## SET TASK A
Name the three children of the Duke of Kent as they are listed in the passage below about Prince George's 1942 air crash.

## TEXT TO READ
On August 25, 1942, Prince George boarded a Royal Air Force flying boat in Scotland, headed to Iceland.
Shortly after take-off, the aircraft crashed on Eagle’s Rock, a hillside near Dunbeath.
Aged 39, and only a few months shy of his 40th birthday, the Duke of Kent left behind his wife Marina and their three children — Princess Alexandra, Prince Edward, Duke of Kent and Prince Michael of Kent.
The brother of Prince Albert (later King George VI), George also left behind his adoring niece Princess Elizabeth (later Queen Elizabeth II).
Christopher Wilson, royal biographer and journalist, described the last time the Duke of Kent saw his niece, then a 16-year-old girl.
Writing for the Daily Mail last year, Mr Wilson painted the scene: “A sunny afternoon at the private chapel of Windsor Castle and a christening celebration for the child who grew up to be Prince Michael of Kent, the Queen’s 79-year-old cousin.
“As the family party broke up that day in 1942, the newborn’s father kissed goodbye to his niece, the young Princess Elizabeth, and promised to visit her at Balmoral in the coming weeks but first he must go abroad on duty.
“However, she never saw Prince George, Duke of Kent again.”

## GIVEN DATA
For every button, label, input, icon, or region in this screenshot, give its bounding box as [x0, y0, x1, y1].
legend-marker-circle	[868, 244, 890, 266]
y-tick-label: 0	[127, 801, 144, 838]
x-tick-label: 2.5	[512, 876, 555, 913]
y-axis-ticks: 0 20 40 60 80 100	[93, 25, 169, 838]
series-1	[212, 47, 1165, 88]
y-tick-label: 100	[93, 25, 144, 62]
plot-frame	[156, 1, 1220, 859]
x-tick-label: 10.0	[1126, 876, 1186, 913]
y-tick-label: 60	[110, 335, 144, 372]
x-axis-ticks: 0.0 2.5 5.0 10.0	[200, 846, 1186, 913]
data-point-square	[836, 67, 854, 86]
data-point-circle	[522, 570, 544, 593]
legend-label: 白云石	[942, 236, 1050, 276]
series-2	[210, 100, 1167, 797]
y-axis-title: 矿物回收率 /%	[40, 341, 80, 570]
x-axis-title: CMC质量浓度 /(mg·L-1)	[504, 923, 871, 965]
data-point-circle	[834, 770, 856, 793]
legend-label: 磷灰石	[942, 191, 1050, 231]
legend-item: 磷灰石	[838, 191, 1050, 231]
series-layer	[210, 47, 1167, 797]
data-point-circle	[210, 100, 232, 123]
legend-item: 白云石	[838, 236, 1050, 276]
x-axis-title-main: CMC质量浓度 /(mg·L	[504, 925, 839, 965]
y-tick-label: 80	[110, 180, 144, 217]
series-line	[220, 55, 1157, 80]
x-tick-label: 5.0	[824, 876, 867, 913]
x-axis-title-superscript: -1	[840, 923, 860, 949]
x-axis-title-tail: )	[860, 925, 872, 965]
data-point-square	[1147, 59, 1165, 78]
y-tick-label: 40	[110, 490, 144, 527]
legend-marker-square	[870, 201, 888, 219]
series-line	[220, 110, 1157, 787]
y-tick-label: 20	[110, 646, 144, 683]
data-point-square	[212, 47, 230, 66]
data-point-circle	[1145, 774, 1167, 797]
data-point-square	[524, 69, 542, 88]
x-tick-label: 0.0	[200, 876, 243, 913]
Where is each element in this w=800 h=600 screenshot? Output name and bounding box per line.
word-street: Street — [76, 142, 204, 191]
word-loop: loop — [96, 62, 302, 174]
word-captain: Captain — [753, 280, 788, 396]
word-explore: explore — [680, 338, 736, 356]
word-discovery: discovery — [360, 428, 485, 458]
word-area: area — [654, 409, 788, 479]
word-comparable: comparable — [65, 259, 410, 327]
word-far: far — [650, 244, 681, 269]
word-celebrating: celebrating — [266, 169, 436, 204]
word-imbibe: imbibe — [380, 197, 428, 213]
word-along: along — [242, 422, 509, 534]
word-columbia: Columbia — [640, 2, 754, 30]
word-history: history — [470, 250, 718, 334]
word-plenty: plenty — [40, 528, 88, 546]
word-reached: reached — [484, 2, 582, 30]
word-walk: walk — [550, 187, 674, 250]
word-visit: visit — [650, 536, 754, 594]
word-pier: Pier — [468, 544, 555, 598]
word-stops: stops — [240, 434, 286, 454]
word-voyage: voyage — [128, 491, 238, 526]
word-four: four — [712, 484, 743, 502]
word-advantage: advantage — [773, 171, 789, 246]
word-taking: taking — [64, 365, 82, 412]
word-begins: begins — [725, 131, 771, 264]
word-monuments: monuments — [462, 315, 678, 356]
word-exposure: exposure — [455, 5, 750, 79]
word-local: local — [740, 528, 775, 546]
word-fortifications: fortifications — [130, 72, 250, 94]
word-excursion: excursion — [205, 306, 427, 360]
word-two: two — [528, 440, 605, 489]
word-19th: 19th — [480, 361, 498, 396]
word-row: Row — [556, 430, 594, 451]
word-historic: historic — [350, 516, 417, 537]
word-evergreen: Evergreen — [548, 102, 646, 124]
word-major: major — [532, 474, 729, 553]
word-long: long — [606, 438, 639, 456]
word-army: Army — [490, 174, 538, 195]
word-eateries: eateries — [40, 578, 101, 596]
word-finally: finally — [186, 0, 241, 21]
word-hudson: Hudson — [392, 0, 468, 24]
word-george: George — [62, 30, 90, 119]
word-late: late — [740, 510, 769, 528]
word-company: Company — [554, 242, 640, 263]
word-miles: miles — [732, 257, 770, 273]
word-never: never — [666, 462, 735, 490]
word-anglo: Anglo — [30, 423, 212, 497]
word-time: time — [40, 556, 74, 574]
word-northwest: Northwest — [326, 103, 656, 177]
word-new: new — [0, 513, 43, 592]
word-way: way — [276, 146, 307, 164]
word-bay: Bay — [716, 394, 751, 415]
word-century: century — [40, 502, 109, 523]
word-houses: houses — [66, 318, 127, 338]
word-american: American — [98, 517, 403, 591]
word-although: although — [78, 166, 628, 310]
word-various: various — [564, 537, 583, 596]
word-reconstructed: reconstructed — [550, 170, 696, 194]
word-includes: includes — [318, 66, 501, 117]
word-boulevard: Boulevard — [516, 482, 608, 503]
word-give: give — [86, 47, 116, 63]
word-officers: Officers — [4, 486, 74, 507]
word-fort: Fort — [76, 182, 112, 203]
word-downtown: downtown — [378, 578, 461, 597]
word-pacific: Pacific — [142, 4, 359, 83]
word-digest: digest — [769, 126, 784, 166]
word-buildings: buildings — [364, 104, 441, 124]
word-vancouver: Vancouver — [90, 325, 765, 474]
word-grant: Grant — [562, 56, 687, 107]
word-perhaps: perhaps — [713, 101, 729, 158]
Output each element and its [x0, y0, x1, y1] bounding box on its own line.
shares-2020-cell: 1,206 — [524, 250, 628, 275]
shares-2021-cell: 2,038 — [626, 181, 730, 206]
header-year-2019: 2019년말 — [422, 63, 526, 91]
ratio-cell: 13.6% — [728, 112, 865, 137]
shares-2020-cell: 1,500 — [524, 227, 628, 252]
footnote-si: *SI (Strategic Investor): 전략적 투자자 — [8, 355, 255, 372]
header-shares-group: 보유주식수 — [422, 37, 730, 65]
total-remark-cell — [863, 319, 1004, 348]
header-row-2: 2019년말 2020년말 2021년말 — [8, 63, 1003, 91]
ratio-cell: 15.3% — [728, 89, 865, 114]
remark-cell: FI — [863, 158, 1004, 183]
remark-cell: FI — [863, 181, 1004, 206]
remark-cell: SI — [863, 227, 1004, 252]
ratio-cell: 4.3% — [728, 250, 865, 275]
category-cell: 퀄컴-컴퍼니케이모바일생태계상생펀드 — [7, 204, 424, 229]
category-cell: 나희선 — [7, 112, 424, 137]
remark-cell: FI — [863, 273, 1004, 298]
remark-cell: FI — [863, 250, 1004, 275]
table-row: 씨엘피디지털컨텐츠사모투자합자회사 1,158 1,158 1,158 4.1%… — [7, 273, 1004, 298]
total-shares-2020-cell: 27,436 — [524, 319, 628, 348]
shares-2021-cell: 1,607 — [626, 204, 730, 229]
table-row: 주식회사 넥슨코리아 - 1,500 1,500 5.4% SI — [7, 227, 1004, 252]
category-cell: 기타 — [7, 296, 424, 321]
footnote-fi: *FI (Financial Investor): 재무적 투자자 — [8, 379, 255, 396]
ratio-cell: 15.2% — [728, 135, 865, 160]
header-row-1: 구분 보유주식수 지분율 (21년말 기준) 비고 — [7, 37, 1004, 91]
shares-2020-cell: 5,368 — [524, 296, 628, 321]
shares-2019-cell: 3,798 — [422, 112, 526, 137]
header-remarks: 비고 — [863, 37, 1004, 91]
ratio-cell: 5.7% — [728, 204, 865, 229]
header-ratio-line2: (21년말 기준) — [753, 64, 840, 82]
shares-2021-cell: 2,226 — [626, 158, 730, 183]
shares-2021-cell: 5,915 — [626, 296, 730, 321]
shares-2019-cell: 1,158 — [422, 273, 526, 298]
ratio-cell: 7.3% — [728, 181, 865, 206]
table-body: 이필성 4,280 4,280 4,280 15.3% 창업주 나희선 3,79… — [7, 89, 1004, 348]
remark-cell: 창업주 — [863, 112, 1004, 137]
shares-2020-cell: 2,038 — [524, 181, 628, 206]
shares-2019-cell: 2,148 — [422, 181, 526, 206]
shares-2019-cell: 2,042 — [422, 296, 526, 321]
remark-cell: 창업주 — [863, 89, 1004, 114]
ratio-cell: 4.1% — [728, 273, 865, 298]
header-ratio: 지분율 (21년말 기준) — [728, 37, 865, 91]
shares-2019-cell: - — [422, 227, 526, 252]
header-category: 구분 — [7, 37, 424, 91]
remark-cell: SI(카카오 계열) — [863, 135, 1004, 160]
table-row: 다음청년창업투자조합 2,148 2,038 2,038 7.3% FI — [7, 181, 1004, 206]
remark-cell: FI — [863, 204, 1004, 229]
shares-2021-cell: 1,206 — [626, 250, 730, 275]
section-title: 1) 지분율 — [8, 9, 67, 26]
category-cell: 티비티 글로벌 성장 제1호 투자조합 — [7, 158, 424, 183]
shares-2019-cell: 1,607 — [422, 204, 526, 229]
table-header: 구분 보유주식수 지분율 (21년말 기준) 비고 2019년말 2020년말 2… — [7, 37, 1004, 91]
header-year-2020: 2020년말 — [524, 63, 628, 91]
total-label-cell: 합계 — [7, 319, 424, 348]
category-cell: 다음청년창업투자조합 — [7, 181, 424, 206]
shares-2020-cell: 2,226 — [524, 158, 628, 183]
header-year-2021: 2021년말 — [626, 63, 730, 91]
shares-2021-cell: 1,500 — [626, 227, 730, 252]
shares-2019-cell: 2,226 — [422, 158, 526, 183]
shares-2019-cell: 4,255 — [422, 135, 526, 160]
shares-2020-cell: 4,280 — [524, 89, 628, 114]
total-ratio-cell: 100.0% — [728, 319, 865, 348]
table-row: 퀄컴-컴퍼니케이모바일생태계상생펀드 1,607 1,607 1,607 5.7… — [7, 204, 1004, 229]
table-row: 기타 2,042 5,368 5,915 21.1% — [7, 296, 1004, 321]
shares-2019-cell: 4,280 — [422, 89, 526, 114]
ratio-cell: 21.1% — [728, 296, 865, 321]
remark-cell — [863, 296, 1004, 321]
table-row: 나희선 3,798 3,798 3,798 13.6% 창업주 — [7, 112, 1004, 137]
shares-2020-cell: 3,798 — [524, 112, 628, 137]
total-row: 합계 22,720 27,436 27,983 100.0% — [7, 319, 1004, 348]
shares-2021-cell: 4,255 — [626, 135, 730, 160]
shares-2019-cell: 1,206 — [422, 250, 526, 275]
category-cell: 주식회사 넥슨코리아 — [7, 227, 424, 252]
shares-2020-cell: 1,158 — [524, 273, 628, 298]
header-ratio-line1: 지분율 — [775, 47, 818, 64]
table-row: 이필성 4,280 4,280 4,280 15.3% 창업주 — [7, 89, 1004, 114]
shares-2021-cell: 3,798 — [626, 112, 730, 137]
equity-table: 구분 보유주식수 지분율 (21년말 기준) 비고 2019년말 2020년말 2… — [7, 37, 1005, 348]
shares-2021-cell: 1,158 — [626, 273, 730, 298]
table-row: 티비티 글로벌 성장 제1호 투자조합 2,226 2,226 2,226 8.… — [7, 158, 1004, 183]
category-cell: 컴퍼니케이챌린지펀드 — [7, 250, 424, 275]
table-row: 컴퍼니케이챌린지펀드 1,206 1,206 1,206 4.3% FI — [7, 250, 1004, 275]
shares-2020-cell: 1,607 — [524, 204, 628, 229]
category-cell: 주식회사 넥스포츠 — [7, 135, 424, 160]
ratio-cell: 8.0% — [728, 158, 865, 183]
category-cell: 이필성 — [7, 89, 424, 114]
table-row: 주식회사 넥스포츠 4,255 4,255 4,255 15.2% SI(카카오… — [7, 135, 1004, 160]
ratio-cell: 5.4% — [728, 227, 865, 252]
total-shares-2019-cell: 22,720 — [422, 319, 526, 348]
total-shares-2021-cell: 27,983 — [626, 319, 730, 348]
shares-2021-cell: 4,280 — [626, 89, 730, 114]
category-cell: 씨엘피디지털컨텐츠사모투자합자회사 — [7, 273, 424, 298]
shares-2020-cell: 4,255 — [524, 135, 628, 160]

## SET TASK B
Lay out the listing as a Markdown table with the columns No. and Entry, starting at its first line and stopping after the line that contains "876, 867, 913]". Leave out blank lines.

## CORRECT OUTPUT A
Princess Alexandra
Prince Edward, Duke of Kent
Prince Michael of Kent

## CORRECT OUTPUT B
| No. | Entry |
|---|---|
| 1 | For every button, label, input, icon, or region in this screenshot, give its bounding box as [x0, y0, x1, y1]. |
| 2 | legend-marker-circle	[868, 244, 890, 266] |
| 3 | y-tick-label: 0	[127, 801, 144, 838] |
| 4 | x-tick-label: 2.5	[512, 876, 555, 913] |
| 5 | y-axis-ticks: 0 20 40 60 80 100	[93, 25, 169, 838] |
| 6 | series-1	[212, 47, 1165, 88] |
| 7 | y-tick-label: 100	[93, 25, 144, 62] |
| 8 | plot-frame	[156, 1, 1220, 859] |
| 9 | x-tick-label: 10.0	[1126, 876, 1186, 913] |
| 10 | y-tick-label: 60	[110, 335, 144, 372] |
| 11 | x-axis-ticks: 0.0 2.5 5.0 10.0	[200, 846, 1186, 913] |
| 12 | data-point-square	[836, 67, 854, 86] |
| 13 | data-point-circle	[522, 570, 544, 593] |
| 14 | legend-label: 白云石	[942, 236, 1050, 276] |
| 15 | series-2	[210, 100, 1167, 797] |
| 16 | y-axis-title: 矿物回收率 /%	[40, 341, 80, 570] |
| 17 | x-axis-title: CMC质量浓度 /(mg·L-1)	[504, 923, 871, 965] |
| 18 | data-point-circle	[834, 770, 856, 793] |
| 19 | legend-label: 磷灰石	[942, 191, 1050, 231] |
| 20 | legend-item: 磷灰石	[838, 191, 1050, 231] |
| 21 | series-layer	[210, 47, 1167, 797] |
| 22 | data-point-circle	[210, 100, 232, 123] |
| 23 | legend-item: 白云石	[838, 236, 1050, 276] |
| 24 | x-axis-title-main: CMC质量浓度 /(mg·L	[504, 925, 839, 965] |
| 25 | y-tick-label: 80	[110, 180, 144, 217] |
| 26 | series-line	[220, 55, 1157, 80] |
| 27 | x-tick-label: 5.0	[824, 876, 867, 913] |